Task instructions –
From the records below, give the number of lines that contain the string "name", without any other text.

Entries –
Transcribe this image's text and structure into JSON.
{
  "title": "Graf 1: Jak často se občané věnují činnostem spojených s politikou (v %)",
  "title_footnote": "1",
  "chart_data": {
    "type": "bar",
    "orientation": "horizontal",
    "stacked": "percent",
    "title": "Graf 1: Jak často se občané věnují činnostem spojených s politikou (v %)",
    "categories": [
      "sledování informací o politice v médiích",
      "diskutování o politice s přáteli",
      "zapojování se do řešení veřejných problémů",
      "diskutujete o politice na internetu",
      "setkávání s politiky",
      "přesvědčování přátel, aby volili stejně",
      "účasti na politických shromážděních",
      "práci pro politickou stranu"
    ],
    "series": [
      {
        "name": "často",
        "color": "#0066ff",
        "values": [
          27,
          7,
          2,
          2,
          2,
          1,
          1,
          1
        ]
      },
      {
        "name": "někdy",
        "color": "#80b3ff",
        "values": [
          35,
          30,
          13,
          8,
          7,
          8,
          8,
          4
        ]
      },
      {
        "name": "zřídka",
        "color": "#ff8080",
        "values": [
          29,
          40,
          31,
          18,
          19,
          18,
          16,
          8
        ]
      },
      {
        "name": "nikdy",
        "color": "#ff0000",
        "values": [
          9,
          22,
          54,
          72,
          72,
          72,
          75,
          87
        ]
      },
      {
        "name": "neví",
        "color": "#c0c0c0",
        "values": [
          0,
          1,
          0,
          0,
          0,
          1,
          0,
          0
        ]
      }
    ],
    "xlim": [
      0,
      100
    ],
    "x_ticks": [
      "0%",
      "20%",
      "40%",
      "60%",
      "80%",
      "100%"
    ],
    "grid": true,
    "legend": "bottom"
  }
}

Task answer –
5